Stored data
--- begin ---

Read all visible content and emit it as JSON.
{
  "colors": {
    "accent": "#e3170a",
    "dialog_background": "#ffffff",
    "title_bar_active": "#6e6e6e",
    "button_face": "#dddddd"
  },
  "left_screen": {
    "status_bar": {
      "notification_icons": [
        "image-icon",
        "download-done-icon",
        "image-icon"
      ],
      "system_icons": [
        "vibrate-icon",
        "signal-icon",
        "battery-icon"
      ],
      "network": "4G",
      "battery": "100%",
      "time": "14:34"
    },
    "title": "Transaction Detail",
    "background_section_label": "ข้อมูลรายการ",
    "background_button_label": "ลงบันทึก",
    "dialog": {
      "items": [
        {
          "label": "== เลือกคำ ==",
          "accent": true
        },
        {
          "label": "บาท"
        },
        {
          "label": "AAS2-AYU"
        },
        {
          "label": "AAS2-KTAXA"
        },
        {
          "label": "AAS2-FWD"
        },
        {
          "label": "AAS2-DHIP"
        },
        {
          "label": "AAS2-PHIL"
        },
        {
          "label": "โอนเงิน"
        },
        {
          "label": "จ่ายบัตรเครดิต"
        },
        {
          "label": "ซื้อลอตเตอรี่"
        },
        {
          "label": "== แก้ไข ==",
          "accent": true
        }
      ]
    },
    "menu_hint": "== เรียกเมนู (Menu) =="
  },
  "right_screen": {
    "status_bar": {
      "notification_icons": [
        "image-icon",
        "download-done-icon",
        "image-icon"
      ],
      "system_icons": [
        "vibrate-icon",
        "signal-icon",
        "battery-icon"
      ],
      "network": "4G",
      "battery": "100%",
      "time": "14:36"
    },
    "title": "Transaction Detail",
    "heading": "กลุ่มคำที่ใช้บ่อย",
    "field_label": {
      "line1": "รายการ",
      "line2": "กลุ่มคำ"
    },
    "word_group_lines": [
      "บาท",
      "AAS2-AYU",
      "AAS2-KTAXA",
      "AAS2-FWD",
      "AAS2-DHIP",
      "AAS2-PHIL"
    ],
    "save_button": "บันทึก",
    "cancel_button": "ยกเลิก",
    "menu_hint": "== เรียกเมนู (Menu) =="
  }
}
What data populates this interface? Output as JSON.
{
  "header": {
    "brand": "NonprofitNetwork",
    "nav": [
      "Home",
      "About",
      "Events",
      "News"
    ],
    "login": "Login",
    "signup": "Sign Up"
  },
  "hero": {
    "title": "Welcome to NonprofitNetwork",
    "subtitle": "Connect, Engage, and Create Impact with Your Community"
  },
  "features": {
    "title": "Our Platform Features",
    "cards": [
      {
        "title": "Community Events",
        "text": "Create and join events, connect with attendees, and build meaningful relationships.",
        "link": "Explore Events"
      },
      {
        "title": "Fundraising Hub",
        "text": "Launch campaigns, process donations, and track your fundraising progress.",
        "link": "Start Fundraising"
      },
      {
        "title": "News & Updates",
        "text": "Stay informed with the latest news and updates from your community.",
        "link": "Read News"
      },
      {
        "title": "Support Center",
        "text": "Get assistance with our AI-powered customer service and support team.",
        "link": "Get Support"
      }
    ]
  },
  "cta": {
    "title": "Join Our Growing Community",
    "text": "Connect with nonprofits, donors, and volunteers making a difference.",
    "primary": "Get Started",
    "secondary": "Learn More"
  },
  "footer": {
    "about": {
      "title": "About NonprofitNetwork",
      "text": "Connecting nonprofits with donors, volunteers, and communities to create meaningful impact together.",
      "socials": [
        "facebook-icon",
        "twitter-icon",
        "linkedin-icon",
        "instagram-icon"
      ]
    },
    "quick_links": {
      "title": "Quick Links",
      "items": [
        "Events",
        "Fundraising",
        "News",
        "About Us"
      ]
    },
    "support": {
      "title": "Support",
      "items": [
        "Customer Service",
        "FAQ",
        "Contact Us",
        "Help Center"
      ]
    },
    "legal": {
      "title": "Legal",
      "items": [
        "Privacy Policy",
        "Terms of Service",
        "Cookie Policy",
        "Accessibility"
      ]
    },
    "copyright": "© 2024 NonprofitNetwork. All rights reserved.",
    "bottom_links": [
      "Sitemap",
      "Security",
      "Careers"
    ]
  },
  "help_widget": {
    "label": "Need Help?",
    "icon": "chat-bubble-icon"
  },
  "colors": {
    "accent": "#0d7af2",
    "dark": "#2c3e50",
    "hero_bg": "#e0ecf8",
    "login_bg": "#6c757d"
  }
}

--- end ---

Write out the records shown above, exactly as they appear.

## TASK OUTPUT
Read all visible content and emit it as JSON.
{
  "colors": {
    "accent": "#e3170a",
    "dialog_background": "#ffffff",
    "title_bar_active": "#6e6e6e",
    "button_face": "#dddddd"
  },
  "left_screen": {
    "status_bar": {
      "notification_icons": [
        "image-icon",
        "download-done-icon",
        "image-icon"
      ],
      "system_icons": [
        "vibrate-icon",
        "signal-icon",
        "battery-icon"
      ],
      "network": "4G",
      "battery": "100%",
      "time": "14:34"
    },
    "title": "Transaction Detail",
    "background_section_label": "ข้อมูลรายการ",
    "background_button_label": "ลงบันทึก",
    "dialog": {
      "items": [
        {
          "label": "== เลือกคำ ==",
          "accent": true
        },
        {
          "label": "บาท"
        },
        {
          "label": "AAS2-AYU"
        },
        {
          "label": "AAS2-KTAXA"
        },
        {
          "label": "AAS2-FWD"
        },
        {
          "label": "AAS2-DHIP"
        },
        {
          "label": "AAS2-PHIL"
        },
        {
          "label": "โอนเงิน"
        },
        {
          "label": "จ่ายบัตรเครดิต"
        },
        {
          "label": "ซื้อลอตเตอรี่"
        },
        {
          "label": "== แก้ไข ==",
          "accent": true
        }
      ]
    },
    "menu_hint": "== เรียกเมนู (Menu) =="
  },
  "right_screen": {
    "status_bar": {
      "notification_icons": [
        "image-icon",
        "download-done-icon",
        "image-icon"
      ],
      "system_icons": [
        "vibrate-icon",
        "signal-icon",
        "battery-icon"
      ],
      "network": "4G",
      "battery": "100%",
      "time": "14:36"
    },
    "title": "Transaction Detail",
    "heading": "กลุ่มคำที่ใช้บ่อย",
    "field_label": {
      "line1": "รายการ",
      "line2": "กลุ่มคำ"
    },
    "word_group_lines": [
      "บาท",
      "AAS2-AYU",
      "AAS2-KTAXA",
      "AAS2-FWD",
      "AAS2-DHIP",
      "AAS2-PHIL"
    ],
    "save_button": "บันทึก",
    "cancel_button": "ยกเลิก",
    "menu_hint": "== เรียกเมนู (Menu) =="
  }
}
What data populates this interface? Output as JSON.
{
  "header": {
    "brand": "NonprofitNetwork",
    "nav": [
      "Home",
      "About",
      "Events",
      "News"
    ],
    "login": "Login",
    "signup": "Sign Up"
  },
  "hero": {
    "title": "Welcome to NonprofitNetwork",
    "subtitle": "Connect, Engage, and Create Impact with Your Community"
  },
  "features": {
    "title": "Our Platform Features",
    "cards": [
      {
        "title": "Community Events",
        "text": "Create and join events, connect with attendees, and build meaningful relationships.",
        "link": "Explore Events"
      },
      {
        "title": "Fundraising Hub",
        "text": "Launch campaigns, process donations, and track your fundraising progress.",
        "link": "Start Fundraising"
      },
      {
        "title": "News & Updates",
        "text": "Stay informed with the latest news and updates from your community.",
        "link": "Read News"
      },
      {
        "title": "Support Center",
        "text": "Get assistance with our AI-powered customer service and support team.",
        "link": "Get Support"
      }
    ]
  },
  "cta": {
    "title": "Join Our Growing Community",
    "text": "Connect with nonprofits, donors, and volunteers making a difference.",
    "primary": "Get Started",
    "secondary": "Learn More"
  },
  "footer": {
    "about": {
      "title": "About NonprofitNetwork",
      "text": "Connecting nonprofits with donors, volunteers, and communities to create meaningful impact together.",
      "socials": [
        "facebook-icon",
        "twitter-icon",
        "linkedin-icon",
        "instagram-icon"
      ]
    },
    "quick_links": {
      "title": "Quick Links",
      "items": [
        "Events",
        "Fundraising",
        "News",
        "About Us"
      ]
    },
    "support": {
      "title": "Support",
      "items": [
        "Customer Service",
        "FAQ",
        "Contact Us",
        "Help Center"
      ]
    },
    "legal": {
      "title": "Legal",
      "items": [
        "Privacy Policy",
        "Terms of Service",
        "Cookie Policy",
        "Accessibility"
      ]
    },
    "copyright": "© 2024 NonprofitNetwork. All rights reserved.",
    "bottom_links": [
      "Sitemap",
      "Security",
      "Careers"
    ]
  },
  "help_widget": {
    "label": "Need Help?",
    "icon": "chat-bubble-icon"
  },
  "colors": {
    "accent": "#0d7af2",
    "dark": "#2c3e50",
    "hero_bg": "#e0ecf8",
    "login_bg": "#6c757d"
  }
}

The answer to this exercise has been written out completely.